WHAT NEEDS TO BE DONE: Each line containing the word "name" must be reported.

•••••

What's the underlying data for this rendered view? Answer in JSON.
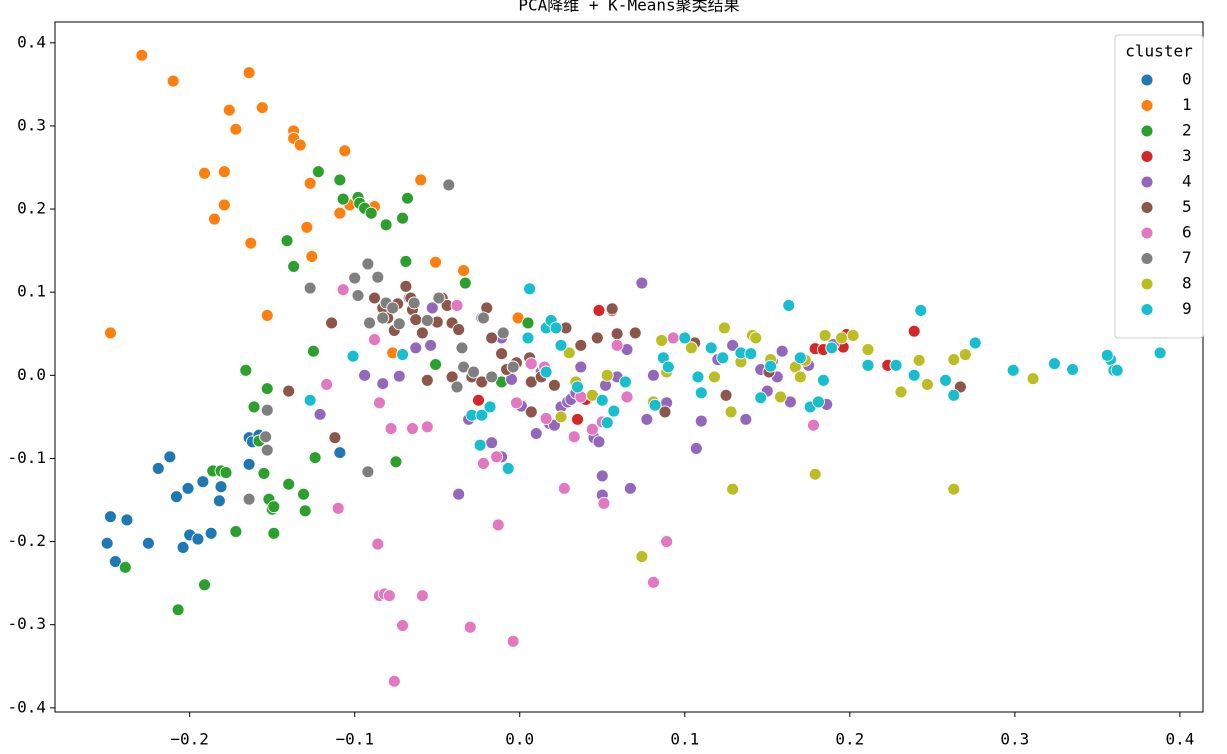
{
  "chart_data": {
    "type": "scatter",
    "title": "PCA降维 + K-Means聚类结果",
    "legend_title": "cluster",
    "legend": "upper right",
    "grid": false,
    "xlim": [
      -0.2816,
      0.414
    ],
    "ylim": [
      -0.405,
      0.425
    ],
    "xticks": [
      {
        "value": -0.2,
        "label": "−0.2"
      },
      {
        "value": -0.1,
        "label": "−0.1"
      },
      {
        "value": 0,
        "label": "0.0"
      },
      0.1,
      0.2,
      0.3,
      0.4
    ],
    "yticks": [
      -0.4,
      -0.3,
      -0.2,
      -0.1,
      {
        "value": 0,
        "label": "0.0"
      },
      0.1,
      0.2,
      0.3,
      0.4
    ],
    "series": [
      {
        "name": "0",
        "color": "#1f77b4",
        "x": [
          -0.25,
          -0.248,
          -0.245,
          -0.238,
          -0.225,
          -0.219,
          -0.212,
          -0.208,
          -0.204,
          -0.201,
          -0.2,
          -0.195,
          -0.192,
          -0.187,
          -0.182,
          -0.181,
          -0.164,
          -0.164,
          -0.162,
          -0.158,
          -0.109
        ],
        "y": [
          -0.202,
          -0.17,
          -0.224,
          -0.174,
          -0.202,
          -0.112,
          -0.098,
          -0.146,
          -0.207,
          -0.136,
          -0.192,
          -0.197,
          -0.128,
          -0.19,
          -0.151,
          -0.134,
          -0.107,
          -0.075,
          -0.08,
          -0.072,
          -0.093
        ]
      },
      {
        "name": "1",
        "color": "#ff7f0e",
        "x": [
          -0.248,
          -0.229,
          -0.21,
          -0.191,
          -0.185,
          -0.179,
          -0.179,
          -0.176,
          -0.172,
          -0.164,
          -0.163,
          -0.156,
          -0.153,
          -0.137,
          -0.137,
          -0.133,
          -0.129,
          -0.127,
          -0.126,
          -0.106,
          -0.109,
          -0.103,
          -0.088,
          -0.077,
          -0.06,
          -0.051,
          -0.034,
          -0.001
        ],
        "y": [
          0.051,
          0.385,
          0.354,
          0.243,
          0.188,
          0.245,
          0.205,
          0.319,
          0.296,
          0.364,
          0.159,
          0.322,
          0.072,
          0.294,
          0.285,
          0.277,
          0.178,
          0.231,
          0.143,
          0.27,
          0.195,
          0.205,
          0.203,
          0.027,
          0.235,
          0.136,
          0.126,
          0.069
        ]
      },
      {
        "name": "2",
        "color": "#2ca02c",
        "x": [
          -0.239,
          -0.207,
          -0.191,
          -0.186,
          -0.181,
          -0.178,
          -0.172,
          -0.166,
          -0.161,
          -0.158,
          -0.155,
          -0.153,
          -0.152,
          -0.15,
          -0.149,
          -0.149,
          -0.141,
          -0.14,
          -0.137,
          -0.131,
          -0.13,
          -0.125,
          -0.124,
          -0.122,
          -0.109,
          -0.107,
          -0.098,
          -0.097,
          -0.094,
          -0.09,
          -0.081,
          -0.075,
          -0.071,
          -0.069,
          -0.068,
          -0.051,
          -0.033,
          -0.011,
          0.005
        ],
        "y": [
          -0.231,
          -0.282,
          -0.252,
          -0.115,
          -0.115,
          -0.117,
          -0.188,
          0.006,
          -0.038,
          -0.079,
          -0.118,
          -0.016,
          -0.149,
          -0.161,
          -0.158,
          -0.19,
          0.162,
          -0.131,
          0.131,
          -0.143,
          -0.163,
          0.029,
          -0.099,
          0.245,
          0.235,
          0.212,
          0.214,
          0.207,
          0.201,
          0.195,
          0.181,
          -0.104,
          0.189,
          0.137,
          0.213,
          0.013,
          0.111,
          -0.008,
          0.063
        ]
      },
      {
        "name": "3",
        "color": "#d62728",
        "x": [
          -0.025,
          0.035,
          0.04,
          0.048,
          0.056,
          0.153,
          0.179,
          0.184,
          0.198,
          0.223,
          0.239,
          0.196
        ],
        "y": [
          -0.03,
          -0.053,
          -0.029,
          0.078,
          0.078,
          0.017,
          0.032,
          0.031,
          0.049,
          0.012,
          0.053,
          0.034
        ]
      },
      {
        "name": "4",
        "color": "#9467bd",
        "x": [
          -0.121,
          -0.094,
          -0.083,
          -0.073,
          -0.067,
          -0.063,
          -0.054,
          -0.037,
          -0.031,
          -0.017,
          -0.011,
          -0.005,
          0.001,
          0.01,
          0.018,
          0.021,
          0.025,
          0.029,
          0.031,
          0.034,
          0.037,
          0.045,
          0.048,
          0.05,
          0.05,
          0.052,
          0.059,
          0.065,
          0.067,
          0.074,
          0.077,
          0.081,
          0.089,
          0.107,
          0.11,
          0.12,
          0.129,
          0.137,
          0.146,
          0.15,
          0.156,
          0.159,
          0.164,
          0.175,
          0.186,
          0.19,
          -0.023,
          -0.011,
          -0.053,
          0.013
        ],
        "y": [
          -0.047,
          0.0,
          -0.01,
          -0.001,
          0.093,
          0.033,
          0.036,
          -0.143,
          -0.053,
          -0.081,
          -0.098,
          -0.005,
          -0.037,
          -0.07,
          -0.058,
          -0.06,
          -0.038,
          -0.032,
          -0.029,
          -0.021,
          0.01,
          -0.075,
          -0.08,
          -0.121,
          -0.144,
          -0.012,
          -0.002,
          0.031,
          -0.136,
          0.111,
          -0.053,
          0.0,
          -0.033,
          -0.088,
          -0.055,
          0.019,
          0.036,
          -0.053,
          0.007,
          -0.019,
          -0.002,
          0.029,
          -0.032,
          0.012,
          -0.035,
          0.037,
          0.069,
          0.045,
          0.081,
          0.004
        ]
      },
      {
        "name": "5",
        "color": "#8c564b",
        "x": [
          -0.14,
          -0.112,
          -0.114,
          -0.088,
          -0.083,
          -0.08,
          -0.076,
          -0.074,
          -0.069,
          -0.066,
          -0.065,
          -0.063,
          -0.059,
          -0.056,
          -0.05,
          -0.047,
          -0.044,
          -0.041,
          -0.037,
          -0.029,
          -0.02,
          -0.017,
          -0.011,
          -0.008,
          -0.002,
          0.006,
          0.007,
          0.013,
          0.021,
          0.028,
          0.037,
          0.047,
          0.056,
          0.059,
          0.07,
          0.088,
          0.106,
          0.125,
          0.151,
          0.267,
          -0.023,
          -0.041,
          0.007
        ],
        "y": [
          -0.019,
          -0.075,
          0.063,
          0.093,
          0.081,
          0.069,
          0.054,
          0.086,
          0.107,
          0.093,
          0.079,
          0.067,
          0.051,
          -0.006,
          0.064,
          0.093,
          0.084,
          0.063,
          0.055,
          -0.002,
          0.081,
          0.045,
          0.026,
          0.007,
          0.015,
          0.021,
          -0.008,
          -0.002,
          -0.012,
          0.057,
          0.036,
          0.045,
          0.08,
          0.05,
          0.051,
          -0.044,
          0.039,
          -0.024,
          0.004,
          -0.014,
          -0.008,
          -0.002,
          -0.044
        ]
      },
      {
        "name": "6",
        "color": "#e377c2",
        "x": [
          -0.117,
          -0.11,
          -0.107,
          -0.088,
          -0.086,
          -0.085,
          -0.085,
          -0.082,
          -0.079,
          -0.078,
          -0.071,
          -0.065,
          -0.059,
          -0.056,
          -0.076,
          -0.03,
          -0.022,
          -0.013,
          -0.004,
          -0.002,
          0.007,
          0.015,
          0.016,
          0.027,
          0.033,
          0.044,
          0.05,
          0.051,
          0.059,
          0.065,
          0.081,
          0.089,
          0.093,
          0.104,
          0.178,
          -0.038,
          -0.014,
          0.037
        ],
        "y": [
          -0.011,
          -0.16,
          0.103,
          0.043,
          -0.203,
          -0.265,
          -0.033,
          -0.263,
          -0.265,
          -0.064,
          -0.301,
          -0.064,
          -0.265,
          -0.062,
          -0.368,
          -0.303,
          -0.106,
          -0.18,
          -0.32,
          -0.033,
          0.014,
          0.01,
          -0.052,
          -0.136,
          -0.074,
          -0.065,
          -0.056,
          -0.154,
          0.036,
          -0.026,
          -0.249,
          -0.2,
          0.045,
          0.033,
          -0.06,
          0.084,
          -0.098,
          -0.026
        ]
      },
      {
        "name": "7",
        "color": "#7f7f7f",
        "x": [
          -0.164,
          -0.153,
          -0.153,
          -0.154,
          -0.127,
          -0.1,
          -0.098,
          -0.092,
          -0.092,
          -0.091,
          -0.086,
          -0.083,
          -0.081,
          -0.077,
          -0.073,
          -0.064,
          -0.056,
          -0.049,
          -0.043,
          -0.038,
          -0.034,
          -0.028,
          -0.022,
          -0.017,
          -0.01,
          -0.004,
          -0.035
        ],
        "y": [
          -0.149,
          -0.09,
          -0.042,
          -0.074,
          0.105,
          0.117,
          0.096,
          -0.116,
          0.134,
          0.063,
          0.118,
          0.069,
          0.087,
          0.081,
          0.062,
          0.087,
          0.066,
          0.093,
          0.229,
          -0.014,
          0.01,
          0.004,
          0.069,
          -0.002,
          0.051,
          0.01,
          0.033
        ]
      },
      {
        "name": "8",
        "color": "#bcbd22",
        "x": [
          0.025,
          0.03,
          0.034,
          0.044,
          0.053,
          0.074,
          0.081,
          0.086,
          0.089,
          0.104,
          0.118,
          0.124,
          0.128,
          0.129,
          0.134,
          0.141,
          0.152,
          0.158,
          0.167,
          0.17,
          0.173,
          0.179,
          0.185,
          0.195,
          0.202,
          0.211,
          0.231,
          0.242,
          0.247,
          0.263,
          0.263,
          0.27,
          0.311,
          0.143
        ],
        "y": [
          -0.05,
          0.027,
          -0.008,
          -0.024,
          0.0,
          -0.218,
          -0.032,
          0.042,
          0.004,
          0.033,
          -0.002,
          0.057,
          -0.044,
          -0.137,
          0.016,
          0.048,
          0.019,
          -0.026,
          0.01,
          -0.002,
          0.018,
          -0.119,
          0.048,
          0.045,
          0.048,
          0.031,
          -0.02,
          0.018,
          -0.011,
          -0.137,
          0.019,
          0.025,
          -0.004,
          0.045
        ]
      },
      {
        "name": "9",
        "color": "#17becf",
        "x": [
          -0.127,
          -0.101,
          -0.071,
          -0.029,
          -0.024,
          -0.023,
          -0.018,
          -0.007,
          0.006,
          0.016,
          0.019,
          0.022,
          0.025,
          0.035,
          0.05,
          0.053,
          0.057,
          0.064,
          0.082,
          0.087,
          0.09,
          0.1,
          0.108,
          0.11,
          0.116,
          0.123,
          0.134,
          0.14,
          0.146,
          0.152,
          0.163,
          0.17,
          0.176,
          0.184,
          0.189,
          0.211,
          0.228,
          0.239,
          0.243,
          0.258,
          0.263,
          0.276,
          0.299,
          0.324,
          0.335,
          0.358,
          0.356,
          0.36,
          0.362,
          0.388,
          0.016,
          0.005,
          0.181
        ],
        "y": [
          -0.03,
          0.023,
          0.025,
          -0.048,
          -0.084,
          -0.048,
          -0.038,
          -0.112,
          0.104,
          0.057,
          0.066,
          0.057,
          0.036,
          -0.014,
          -0.03,
          -0.057,
          -0.043,
          -0.008,
          -0.036,
          0.021,
          0.01,
          0.045,
          -0.002,
          -0.021,
          0.033,
          0.021,
          0.027,
          0.026,
          -0.027,
          0.011,
          0.084,
          0.021,
          -0.038,
          -0.006,
          0.033,
          0.012,
          0.012,
          0.0,
          0.078,
          -0.006,
          -0.024,
          0.039,
          0.006,
          0.014,
          0.007,
          0.019,
          0.024,
          0.006,
          0.006,
          0.027,
          0.004,
          0.045,
          -0.032
        ]
      }
    ]
  }
}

•••••

THE COMPLETED TASK:
        "name": "0",
        "name": "1",
        "name": "2",
        "name": "3",
        "name": "4",
        "name": "5",
        "name": "6",
        "name": "7",
        "name": "8",
        "name": "9",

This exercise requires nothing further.